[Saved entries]
+ + + + + + +
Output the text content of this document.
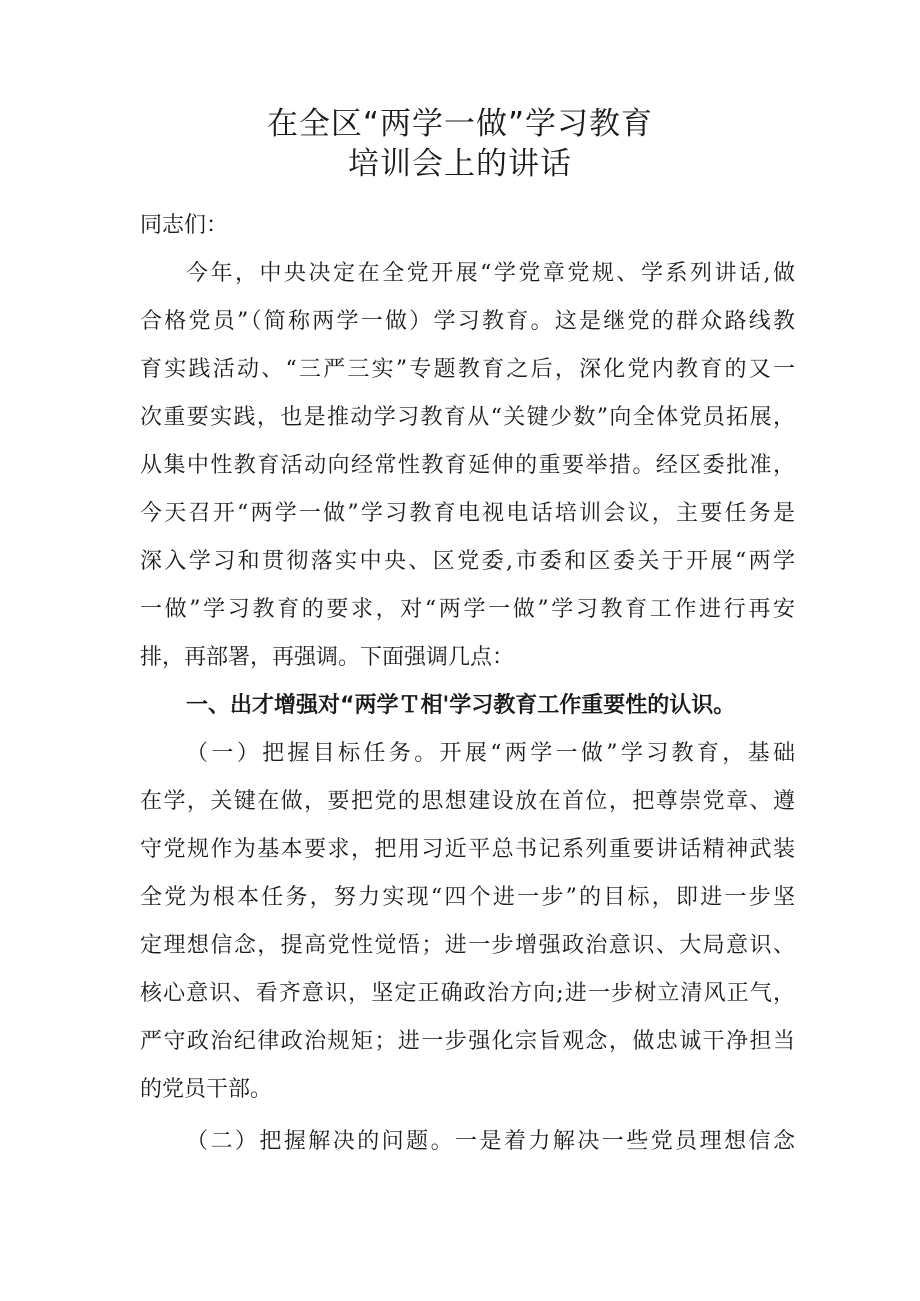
在全区“两学一做”学习教育
培训会上的讲话
同志们：
今年，中央决定在全党开展“学党章党规、学系列讲话,做
合格党员”（简称两学一做）学习教育。这是继党的群众路线教
育实践活动、“三严三实”专题教育之后，深化党内教育的又一
次重要实践，也是推动学习教育从“关键少数”向全体党员拓展，
从集中性教育活动向经常性教育延伸的重要举措。经区委批准，
今天召开“两学一做”学习教育电视电话培训会议，主要任务是
深入学习和贯彻落实中央、区党委,市委和区委关于开展“两学
一做”学习教育的要求，对“两学一做”学习教育工作进行再安
排，再部署，再强调。下面强调几点：
一、出才增强对“两学Ｔ相'学习教育工作重要性的认识。
（一）把握目标任务。开展“两学一做”学习教育，基础
在学，关键在做，要把党的思想建设放在首位，把尊崇党章、遵
守党规作为基本要求，把用习近平总书记系列重要讲话精神武装
全党为根本任务，努力实现“四个进一步”的目标，即进一步坚
定理想信念，提高党性觉悟；进一步增强政治意识、大局意识、
核心意识、看齐意识，坚定正确政治方向;进一步树立清风正气，
严守政治纪律政治规矩；进一步强化宗旨观念，做忠诚干净担当
的党员干部。
（二）把握解决的问题。一是着力解决一些党员理想信念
+ + + + + + +
REQUIRED WORK: Omit the pictures, and quote the material above exactly as given.

FULL RESPONSE:
Output the text content of this document.
在全区“两学一做”学习教育
培训会上的讲话
同志们：
今年，中央决定在全党开展“学党章党规、学系列讲话,做
合格党员”（简称两学一做）学习教育。这是继党的群众路线教
育实践活动、“三严三实”专题教育之后，深化党内教育的又一
次重要实践，也是推动学习教育从“关键少数”向全体党员拓展，
从集中性教育活动向经常性教育延伸的重要举措。经区委批准，
今天召开“两学一做”学习教育电视电话培训会议，主要任务是
深入学习和贯彻落实中央、区党委,市委和区委关于开展“两学
一做”学习教育的要求，对“两学一做”学习教育工作进行再安
排，再部署，再强调。下面强调几点：
一、出才增强对“两学Ｔ相'学习教育工作重要性的认识。
（一）把握目标任务。开展“两学一做”学习教育，基础
在学，关键在做，要把党的思想建设放在首位，把尊崇党章、遵
守党规作为基本要求，把用习近平总书记系列重要讲话精神武装
全党为根本任务，努力实现“四个进一步”的目标，即进一步坚
定理想信念，提高党性觉悟；进一步增强政治意识、大局意识、
核心意识、看齐意识，坚定正确政治方向;进一步树立清风正气，
严守政治纪律政治规矩；进一步强化宗旨观念，做忠诚干净担当
的党员干部。
（二）把握解决的问题。一是着力解决一些党员理想信念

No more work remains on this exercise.